[TASK TO COMPLETE]: Transcribe the records in full, keeping every character as it is.
•••
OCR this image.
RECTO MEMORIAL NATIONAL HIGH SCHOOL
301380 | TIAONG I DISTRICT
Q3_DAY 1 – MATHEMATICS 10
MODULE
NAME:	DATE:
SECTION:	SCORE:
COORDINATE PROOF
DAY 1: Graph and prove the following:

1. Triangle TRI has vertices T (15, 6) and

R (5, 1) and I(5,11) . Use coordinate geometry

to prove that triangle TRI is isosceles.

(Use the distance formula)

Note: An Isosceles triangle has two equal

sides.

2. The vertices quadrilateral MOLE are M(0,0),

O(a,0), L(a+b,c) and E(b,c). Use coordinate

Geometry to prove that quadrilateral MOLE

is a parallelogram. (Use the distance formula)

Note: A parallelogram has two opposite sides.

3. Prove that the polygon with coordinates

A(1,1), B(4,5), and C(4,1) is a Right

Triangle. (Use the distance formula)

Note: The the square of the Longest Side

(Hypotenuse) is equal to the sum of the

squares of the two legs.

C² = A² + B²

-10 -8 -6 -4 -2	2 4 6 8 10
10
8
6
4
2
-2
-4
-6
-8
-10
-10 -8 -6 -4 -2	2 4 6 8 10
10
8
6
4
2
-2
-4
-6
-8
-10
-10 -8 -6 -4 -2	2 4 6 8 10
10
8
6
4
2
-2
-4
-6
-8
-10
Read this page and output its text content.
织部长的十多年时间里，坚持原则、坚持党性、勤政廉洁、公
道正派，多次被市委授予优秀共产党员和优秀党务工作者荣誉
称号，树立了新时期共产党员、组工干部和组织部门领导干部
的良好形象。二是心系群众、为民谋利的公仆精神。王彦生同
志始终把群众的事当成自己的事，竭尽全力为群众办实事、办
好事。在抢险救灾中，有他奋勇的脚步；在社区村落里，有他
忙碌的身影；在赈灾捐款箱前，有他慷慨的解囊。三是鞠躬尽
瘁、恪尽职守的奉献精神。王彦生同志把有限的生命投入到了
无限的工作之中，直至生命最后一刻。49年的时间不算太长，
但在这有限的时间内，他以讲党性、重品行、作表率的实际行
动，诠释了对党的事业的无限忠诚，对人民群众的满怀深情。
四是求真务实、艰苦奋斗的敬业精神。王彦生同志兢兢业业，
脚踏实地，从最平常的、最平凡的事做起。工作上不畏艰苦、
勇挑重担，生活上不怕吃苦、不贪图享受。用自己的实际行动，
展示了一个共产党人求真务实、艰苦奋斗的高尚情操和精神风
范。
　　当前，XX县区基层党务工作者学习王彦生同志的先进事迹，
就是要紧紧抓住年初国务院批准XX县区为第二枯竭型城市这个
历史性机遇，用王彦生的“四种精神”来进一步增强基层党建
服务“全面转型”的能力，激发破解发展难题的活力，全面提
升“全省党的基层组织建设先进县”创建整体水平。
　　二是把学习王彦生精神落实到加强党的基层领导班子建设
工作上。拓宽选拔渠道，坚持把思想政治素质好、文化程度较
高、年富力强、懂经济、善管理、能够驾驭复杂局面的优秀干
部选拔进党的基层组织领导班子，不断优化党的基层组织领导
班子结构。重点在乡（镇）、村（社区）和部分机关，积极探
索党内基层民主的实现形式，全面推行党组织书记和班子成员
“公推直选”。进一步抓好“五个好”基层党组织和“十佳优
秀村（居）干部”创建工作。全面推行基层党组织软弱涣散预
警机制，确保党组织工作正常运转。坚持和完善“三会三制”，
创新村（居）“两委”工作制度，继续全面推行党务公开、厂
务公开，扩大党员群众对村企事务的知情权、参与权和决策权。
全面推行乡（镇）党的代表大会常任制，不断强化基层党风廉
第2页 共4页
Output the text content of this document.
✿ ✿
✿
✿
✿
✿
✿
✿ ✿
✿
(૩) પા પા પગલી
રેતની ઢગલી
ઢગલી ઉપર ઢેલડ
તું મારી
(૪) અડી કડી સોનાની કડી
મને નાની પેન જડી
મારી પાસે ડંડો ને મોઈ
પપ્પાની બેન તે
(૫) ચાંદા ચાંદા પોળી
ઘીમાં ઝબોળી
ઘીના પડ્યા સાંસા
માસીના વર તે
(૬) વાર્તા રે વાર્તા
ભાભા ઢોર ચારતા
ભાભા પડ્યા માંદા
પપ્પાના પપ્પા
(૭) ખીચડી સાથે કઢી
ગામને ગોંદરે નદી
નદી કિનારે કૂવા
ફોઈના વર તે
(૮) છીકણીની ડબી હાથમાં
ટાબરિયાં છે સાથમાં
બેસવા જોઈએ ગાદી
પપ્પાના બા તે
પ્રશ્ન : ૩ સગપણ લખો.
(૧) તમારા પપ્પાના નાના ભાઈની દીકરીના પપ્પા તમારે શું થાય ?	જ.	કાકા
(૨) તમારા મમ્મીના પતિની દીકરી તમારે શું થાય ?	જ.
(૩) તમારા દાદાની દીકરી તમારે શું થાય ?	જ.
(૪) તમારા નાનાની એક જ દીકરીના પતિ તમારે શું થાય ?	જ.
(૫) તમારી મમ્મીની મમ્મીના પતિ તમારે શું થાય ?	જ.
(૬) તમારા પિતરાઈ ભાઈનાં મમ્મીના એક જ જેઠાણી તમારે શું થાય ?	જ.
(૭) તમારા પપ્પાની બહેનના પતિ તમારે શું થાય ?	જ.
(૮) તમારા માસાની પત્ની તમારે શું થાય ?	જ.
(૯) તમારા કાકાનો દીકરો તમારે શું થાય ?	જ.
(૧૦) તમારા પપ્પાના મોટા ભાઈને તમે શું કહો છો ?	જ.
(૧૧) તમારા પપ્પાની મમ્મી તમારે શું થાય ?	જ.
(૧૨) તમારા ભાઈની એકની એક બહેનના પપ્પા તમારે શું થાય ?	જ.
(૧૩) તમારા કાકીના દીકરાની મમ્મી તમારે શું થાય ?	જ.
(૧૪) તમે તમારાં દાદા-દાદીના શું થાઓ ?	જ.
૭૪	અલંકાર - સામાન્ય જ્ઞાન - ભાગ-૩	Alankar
•••
[CORRECT ANSWER]:
OCR this image.
RECTO MEMORIAL NATIONAL HIGH SCHOOL
301380 | TIAONG I DISTRICT
Q3_DAY 1 – MATHEMATICS 10
MODULE
NAME:	DATE:
SECTION:	SCORE:
COORDINATE PROOF
DAY 1: Graph and prove the following:

1. Triangle TRI has vertices T (15, 6) and

R (5, 1) and I(5,11) . Use coordinate geometry

to prove that triangle TRI is isosceles.

(Use the distance formula)

Note: An Isosceles triangle has two equal

sides.

2. The vertices quadrilateral MOLE are M(0,0),

O(a,0), L(a+b,c) and E(b,c). Use coordinate

Geometry to prove that quadrilateral MOLE

is a parallelogram. (Use the distance formula)

Note: A parallelogram has two opposite sides.

3. Prove that the polygon with coordinates

A(1,1), B(4,5), and C(4,1) is a Right

Triangle. (Use the distance formula)

Note: The the square of the Longest Side

(Hypotenuse) is equal to the sum of the

squares of the two legs.

C² = A² + B²

-10 -8 -6 -4 -2	2 4 6 8 10
10
8
6
4
2
-2
-4
-6
-8
-10
-10 -8 -6 -4 -2	2 4 6 8 10
10
8
6
4
2
-2
-4
-6
-8
-10
-10 -8 -6 -4 -2	2 4 6 8 10
10
8
6
4
2
-2
-4
-6
-8
-10
Read this page and output its text content.
织部长的十多年时间里，坚持原则、坚持党性、勤政廉洁、公
道正派，多次被市委授予优秀共产党员和优秀党务工作者荣誉
称号，树立了新时期共产党员、组工干部和组织部门领导干部
的良好形象。二是心系群众、为民谋利的公仆精神。王彦生同
志始终把群众的事当成自己的事，竭尽全力为群众办实事、办
好事。在抢险救灾中，有他奋勇的脚步；在社区村落里，有他
忙碌的身影；在赈灾捐款箱前，有他慷慨的解囊。三是鞠躬尽
瘁、恪尽职守的奉献精神。王彦生同志把有限的生命投入到了
无限的工作之中，直至生命最后一刻。49年的时间不算太长，
但在这有限的时间内，他以讲党性、重品行、作表率的实际行
动，诠释了对党的事业的无限忠诚，对人民群众的满怀深情。
四是求真务实、艰苦奋斗的敬业精神。王彦生同志兢兢业业，
脚踏实地，从最平常的、最平凡的事做起。工作上不畏艰苦、
勇挑重担，生活上不怕吃苦、不贪图享受。用自己的实际行动，
展示了一个共产党人求真务实、艰苦奋斗的高尚情操和精神风
范。
　　当前，XX县区基层党务工作者学习王彦生同志的先进事迹，
就是要紧紧抓住年初国务院批准XX县区为第二枯竭型城市这个
历史性机遇，用王彦生的“四种精神”来进一步增强基层党建
服务“全面转型”的能力，激发破解发展难题的活力，全面提
升“全省党的基层组织建设先进县”创建整体水平。
　　二是把学习王彦生精神落实到加强党的基层领导班子建设
工作上。拓宽选拔渠道，坚持把思想政治素质好、文化程度较
高、年富力强、懂经济、善管理、能够驾驭复杂局面的优秀干
部选拔进党的基层组织领导班子，不断优化党的基层组织领导
班子结构。重点在乡（镇）、村（社区）和部分机关，积极探
索党内基层民主的实现形式，全面推行党组织书记和班子成员
“公推直选”。进一步抓好“五个好”基层党组织和“十佳优
秀村（居）干部”创建工作。全面推行基层党组织软弱涣散预
警机制，确保党组织工作正常运转。坚持和完善“三会三制”，
创新村（居）“两委”工作制度，继续全面推行党务公开、厂
务公开，扩大党员群众对村企事务的知情权、参与权和决策权。
全面推行乡（镇）党的代表大会常任制，不断强化基层党风廉
第2页 共4页
Output the text content of this document.
✿ ✿
✿
✿
✿
✿
✿
✿ ✿
✿
(૩) પા પા પગલી
રેતની ઢગલી
ઢગલી ઉપર ઢેલડ
તું મારી
(૪) અડી કડી સોનાની કડી
મને નાની પેન જડી
મારી પાસે ડંડો ને મોઈ
પપ્પાની બેન તે
(૫) ચાંદા ચાંદા પોળી
ઘીમાં ઝબોળી
ઘીના પડ્યા સાંસા
માસીના વર તે
(૬) વાર્તા રે વાર્તા
ભાભા ઢોર ચારતા
ભાભા પડ્યા માંદા
પપ્પાના પપ્પા
(૭) ખીચડી સાથે કઢી
ગામને ગોંદરે નદી
નદી કિનારે કૂવા
ફોઈના વર તે
(૮) છીકણીની ડબી હાથમાં
ટાબરિયાં છે સાથમાં
બેસવા જોઈએ ગાદી
પપ્પાના બા તે
પ્રશ્ન : ૩ સગપણ લખો.
(૧) તમારા પપ્પાના નાના ભાઈની દીકરીના પપ્પા તમારે શું થાય ?	જ.	કાકા
(૨) તમારા મમ્મીના પતિની દીકરી તમારે શું થાય ?	જ.
(૩) તમારા દાદાની દીકરી તમારે શું થાય ?	જ.
(૪) તમારા નાનાની એક જ દીકરીના પતિ તમારે શું થાય ?	જ.
(૫) તમારી મમ્મીની મમ્મીના પતિ તમારે શું થાય ?	જ.
(૬) તમારા પિતરાઈ ભાઈનાં મમ્મીના એક જ જેઠાણી તમારે શું થાય ?	જ.
(૭) તમારા પપ્પાની બહેનના પતિ તમારે શું થાય ?	જ.
(૮) તમારા માસાની પત્ની તમારે શું થાય ?	જ.
(૯) તમારા કાકાનો દીકરો તમારે શું થાય ?	જ.
(૧૦) તમારા પપ્પાના મોટા ભાઈને તમે શું કહો છો ?	જ.
(૧૧) તમારા પપ્પાની મમ્મી તમારે શું થાય ?	જ.
(૧૨) તમારા ભાઈની એકની એક બહેનના પપ્પા તમારે શું થાય ?	જ.
(૧૩) તમારા કાકીના દીકરાની મમ્મી તમારે શું થાય ?	જ.
(૧૪) તમે તમારાં દાદા-દાદીના શું થાઓ ?	જ.
૭૪	અલંકાર - સામાન્ય જ્ઞાન - ભાગ-૩	Alankar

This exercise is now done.